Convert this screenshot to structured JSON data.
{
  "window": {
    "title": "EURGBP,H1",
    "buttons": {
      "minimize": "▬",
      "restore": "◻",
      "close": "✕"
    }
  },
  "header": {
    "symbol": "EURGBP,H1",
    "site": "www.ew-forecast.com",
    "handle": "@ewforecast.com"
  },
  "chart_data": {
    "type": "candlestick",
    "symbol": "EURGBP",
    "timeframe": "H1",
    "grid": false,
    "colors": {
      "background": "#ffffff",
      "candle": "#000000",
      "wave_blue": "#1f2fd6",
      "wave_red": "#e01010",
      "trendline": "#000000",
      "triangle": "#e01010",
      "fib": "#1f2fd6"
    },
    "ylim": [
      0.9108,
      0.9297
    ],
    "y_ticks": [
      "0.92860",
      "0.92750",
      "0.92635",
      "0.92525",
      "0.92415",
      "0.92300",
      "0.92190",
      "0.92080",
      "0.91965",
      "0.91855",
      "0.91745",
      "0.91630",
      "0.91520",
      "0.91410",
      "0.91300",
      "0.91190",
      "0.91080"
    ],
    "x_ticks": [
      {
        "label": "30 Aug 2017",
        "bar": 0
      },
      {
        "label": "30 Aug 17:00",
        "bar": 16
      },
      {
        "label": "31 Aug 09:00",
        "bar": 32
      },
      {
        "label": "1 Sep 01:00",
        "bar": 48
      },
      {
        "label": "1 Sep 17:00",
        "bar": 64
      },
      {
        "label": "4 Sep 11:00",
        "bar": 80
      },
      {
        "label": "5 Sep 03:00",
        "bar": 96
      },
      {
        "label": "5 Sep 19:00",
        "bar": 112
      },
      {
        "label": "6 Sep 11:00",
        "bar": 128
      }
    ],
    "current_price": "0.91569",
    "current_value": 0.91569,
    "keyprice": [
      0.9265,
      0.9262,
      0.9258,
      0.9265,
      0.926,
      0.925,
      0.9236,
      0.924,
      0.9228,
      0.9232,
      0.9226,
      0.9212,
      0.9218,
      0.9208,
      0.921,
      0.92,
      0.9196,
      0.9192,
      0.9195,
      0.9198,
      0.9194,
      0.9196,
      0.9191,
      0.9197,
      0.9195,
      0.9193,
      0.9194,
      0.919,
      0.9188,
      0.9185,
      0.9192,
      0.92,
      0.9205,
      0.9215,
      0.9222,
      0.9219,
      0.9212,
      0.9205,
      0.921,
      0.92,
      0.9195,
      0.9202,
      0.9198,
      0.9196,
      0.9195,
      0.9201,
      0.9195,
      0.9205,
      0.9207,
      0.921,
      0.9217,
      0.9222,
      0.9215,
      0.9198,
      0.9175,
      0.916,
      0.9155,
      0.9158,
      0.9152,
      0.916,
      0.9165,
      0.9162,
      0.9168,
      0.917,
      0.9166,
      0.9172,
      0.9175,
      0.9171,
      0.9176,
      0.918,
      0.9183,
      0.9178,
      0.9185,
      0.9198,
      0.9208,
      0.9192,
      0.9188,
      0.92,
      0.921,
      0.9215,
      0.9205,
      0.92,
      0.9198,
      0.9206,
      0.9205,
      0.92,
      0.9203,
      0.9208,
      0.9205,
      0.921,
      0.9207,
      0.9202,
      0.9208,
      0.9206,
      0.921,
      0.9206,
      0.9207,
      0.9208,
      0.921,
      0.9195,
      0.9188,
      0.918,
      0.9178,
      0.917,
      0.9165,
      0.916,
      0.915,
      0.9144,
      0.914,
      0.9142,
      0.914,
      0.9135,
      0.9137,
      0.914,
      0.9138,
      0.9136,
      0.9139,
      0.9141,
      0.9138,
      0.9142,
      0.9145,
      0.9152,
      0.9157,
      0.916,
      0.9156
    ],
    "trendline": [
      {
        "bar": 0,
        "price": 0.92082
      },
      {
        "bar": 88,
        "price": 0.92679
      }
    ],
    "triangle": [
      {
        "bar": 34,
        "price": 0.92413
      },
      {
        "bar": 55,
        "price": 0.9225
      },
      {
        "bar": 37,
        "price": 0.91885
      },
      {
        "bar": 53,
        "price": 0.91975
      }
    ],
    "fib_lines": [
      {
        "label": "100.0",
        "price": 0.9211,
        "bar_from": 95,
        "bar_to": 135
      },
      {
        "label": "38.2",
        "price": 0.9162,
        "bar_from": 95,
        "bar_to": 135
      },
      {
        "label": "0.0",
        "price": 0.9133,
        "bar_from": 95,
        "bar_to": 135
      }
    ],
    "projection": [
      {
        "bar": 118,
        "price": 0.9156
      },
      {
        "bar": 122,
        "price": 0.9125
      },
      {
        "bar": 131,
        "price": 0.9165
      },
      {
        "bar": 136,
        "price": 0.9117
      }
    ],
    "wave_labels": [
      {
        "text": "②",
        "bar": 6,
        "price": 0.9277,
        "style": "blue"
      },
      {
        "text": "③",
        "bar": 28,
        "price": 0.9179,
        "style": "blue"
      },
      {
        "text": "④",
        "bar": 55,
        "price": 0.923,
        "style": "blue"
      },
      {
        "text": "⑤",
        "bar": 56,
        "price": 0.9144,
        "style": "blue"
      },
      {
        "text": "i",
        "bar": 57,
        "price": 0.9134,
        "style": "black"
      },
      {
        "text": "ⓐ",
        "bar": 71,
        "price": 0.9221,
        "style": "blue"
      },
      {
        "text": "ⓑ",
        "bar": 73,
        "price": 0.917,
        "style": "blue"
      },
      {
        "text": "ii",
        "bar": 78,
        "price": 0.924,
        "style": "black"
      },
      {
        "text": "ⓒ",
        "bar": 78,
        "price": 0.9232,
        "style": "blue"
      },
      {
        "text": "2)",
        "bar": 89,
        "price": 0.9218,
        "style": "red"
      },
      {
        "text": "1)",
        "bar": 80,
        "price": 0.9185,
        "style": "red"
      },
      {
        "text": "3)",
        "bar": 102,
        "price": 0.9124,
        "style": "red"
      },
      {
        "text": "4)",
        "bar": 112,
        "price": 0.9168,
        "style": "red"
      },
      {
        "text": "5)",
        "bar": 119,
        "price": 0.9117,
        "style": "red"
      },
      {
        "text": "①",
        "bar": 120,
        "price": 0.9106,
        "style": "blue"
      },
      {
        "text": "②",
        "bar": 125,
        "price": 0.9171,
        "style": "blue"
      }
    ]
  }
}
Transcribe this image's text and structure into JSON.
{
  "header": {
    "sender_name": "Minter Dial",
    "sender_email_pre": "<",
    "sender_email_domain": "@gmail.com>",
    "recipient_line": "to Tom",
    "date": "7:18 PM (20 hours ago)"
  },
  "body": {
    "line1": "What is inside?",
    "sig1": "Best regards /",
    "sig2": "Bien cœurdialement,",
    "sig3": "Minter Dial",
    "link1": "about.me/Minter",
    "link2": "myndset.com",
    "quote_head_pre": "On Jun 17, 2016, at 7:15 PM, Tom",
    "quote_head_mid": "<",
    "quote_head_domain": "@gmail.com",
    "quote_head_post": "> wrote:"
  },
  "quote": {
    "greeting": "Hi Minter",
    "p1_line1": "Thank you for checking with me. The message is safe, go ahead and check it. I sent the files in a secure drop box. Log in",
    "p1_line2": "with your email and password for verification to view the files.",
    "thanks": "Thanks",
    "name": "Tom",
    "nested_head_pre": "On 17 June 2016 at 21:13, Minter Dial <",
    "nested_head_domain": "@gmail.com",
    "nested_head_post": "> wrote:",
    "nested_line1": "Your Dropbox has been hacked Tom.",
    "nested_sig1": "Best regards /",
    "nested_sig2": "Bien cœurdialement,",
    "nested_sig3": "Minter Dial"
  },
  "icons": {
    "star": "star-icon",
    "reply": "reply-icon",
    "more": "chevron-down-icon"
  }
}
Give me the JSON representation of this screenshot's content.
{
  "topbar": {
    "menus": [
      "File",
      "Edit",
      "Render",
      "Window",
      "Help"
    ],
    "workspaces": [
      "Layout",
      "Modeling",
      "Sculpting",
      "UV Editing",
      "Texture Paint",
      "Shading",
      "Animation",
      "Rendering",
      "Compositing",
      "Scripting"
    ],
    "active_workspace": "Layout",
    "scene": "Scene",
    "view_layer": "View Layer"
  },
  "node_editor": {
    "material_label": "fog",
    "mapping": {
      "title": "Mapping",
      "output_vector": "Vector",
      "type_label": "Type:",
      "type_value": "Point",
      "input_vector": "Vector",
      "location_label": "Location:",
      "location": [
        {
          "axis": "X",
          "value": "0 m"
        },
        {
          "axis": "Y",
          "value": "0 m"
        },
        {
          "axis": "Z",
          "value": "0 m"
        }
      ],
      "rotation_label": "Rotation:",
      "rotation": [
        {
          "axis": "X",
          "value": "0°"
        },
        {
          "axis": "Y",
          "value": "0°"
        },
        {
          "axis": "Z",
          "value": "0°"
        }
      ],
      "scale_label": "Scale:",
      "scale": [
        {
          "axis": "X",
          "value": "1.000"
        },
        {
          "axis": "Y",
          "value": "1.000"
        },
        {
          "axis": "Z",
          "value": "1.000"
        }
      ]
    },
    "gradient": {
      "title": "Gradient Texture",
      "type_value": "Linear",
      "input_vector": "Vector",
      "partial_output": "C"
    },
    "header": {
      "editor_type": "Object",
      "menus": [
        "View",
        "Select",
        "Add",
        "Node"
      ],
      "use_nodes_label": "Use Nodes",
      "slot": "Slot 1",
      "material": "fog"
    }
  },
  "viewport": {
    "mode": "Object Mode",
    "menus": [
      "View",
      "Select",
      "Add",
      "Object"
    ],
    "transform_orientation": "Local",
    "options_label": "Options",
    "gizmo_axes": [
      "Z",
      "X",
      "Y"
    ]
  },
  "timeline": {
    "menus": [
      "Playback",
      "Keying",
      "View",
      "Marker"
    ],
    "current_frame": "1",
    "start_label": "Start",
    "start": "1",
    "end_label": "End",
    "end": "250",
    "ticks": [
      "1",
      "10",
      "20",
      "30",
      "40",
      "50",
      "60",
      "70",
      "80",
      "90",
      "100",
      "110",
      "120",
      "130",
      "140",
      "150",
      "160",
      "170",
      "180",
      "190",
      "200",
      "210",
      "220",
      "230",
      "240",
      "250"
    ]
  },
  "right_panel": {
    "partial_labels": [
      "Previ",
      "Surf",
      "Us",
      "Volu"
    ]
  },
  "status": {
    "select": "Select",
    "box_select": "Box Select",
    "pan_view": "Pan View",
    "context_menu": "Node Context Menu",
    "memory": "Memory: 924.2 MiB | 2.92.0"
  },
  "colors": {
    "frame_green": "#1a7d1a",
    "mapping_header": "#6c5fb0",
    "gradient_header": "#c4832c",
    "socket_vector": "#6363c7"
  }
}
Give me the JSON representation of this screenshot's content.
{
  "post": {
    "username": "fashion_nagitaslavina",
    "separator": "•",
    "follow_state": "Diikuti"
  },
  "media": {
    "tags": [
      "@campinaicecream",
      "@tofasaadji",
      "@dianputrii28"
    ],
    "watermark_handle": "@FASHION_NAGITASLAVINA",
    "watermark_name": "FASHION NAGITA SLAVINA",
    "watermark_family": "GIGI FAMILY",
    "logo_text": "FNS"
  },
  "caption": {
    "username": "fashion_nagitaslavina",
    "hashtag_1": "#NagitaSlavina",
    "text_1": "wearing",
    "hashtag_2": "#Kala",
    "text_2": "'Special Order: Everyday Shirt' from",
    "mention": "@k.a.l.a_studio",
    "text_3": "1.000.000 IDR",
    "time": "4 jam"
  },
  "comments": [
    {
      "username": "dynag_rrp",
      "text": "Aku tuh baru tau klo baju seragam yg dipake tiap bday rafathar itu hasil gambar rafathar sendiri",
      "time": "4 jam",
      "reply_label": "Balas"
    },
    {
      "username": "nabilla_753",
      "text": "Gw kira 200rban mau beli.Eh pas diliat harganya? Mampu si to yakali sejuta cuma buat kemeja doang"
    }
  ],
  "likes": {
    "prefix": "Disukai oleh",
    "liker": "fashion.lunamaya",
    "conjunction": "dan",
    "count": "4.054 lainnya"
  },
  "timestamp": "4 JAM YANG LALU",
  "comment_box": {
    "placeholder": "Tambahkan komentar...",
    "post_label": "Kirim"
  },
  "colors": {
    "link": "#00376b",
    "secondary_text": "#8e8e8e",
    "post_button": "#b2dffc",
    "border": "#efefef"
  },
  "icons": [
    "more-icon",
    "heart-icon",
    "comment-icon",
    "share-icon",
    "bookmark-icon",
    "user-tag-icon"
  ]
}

--- --- ---

*Given instruction:* Where a line in the entries holds "EURGBP", copy that line.

*Result below:*
    "title": "EURGBP,H1",
    "symbol": "EURGBP,H1",
    "symbol": "EURGBP",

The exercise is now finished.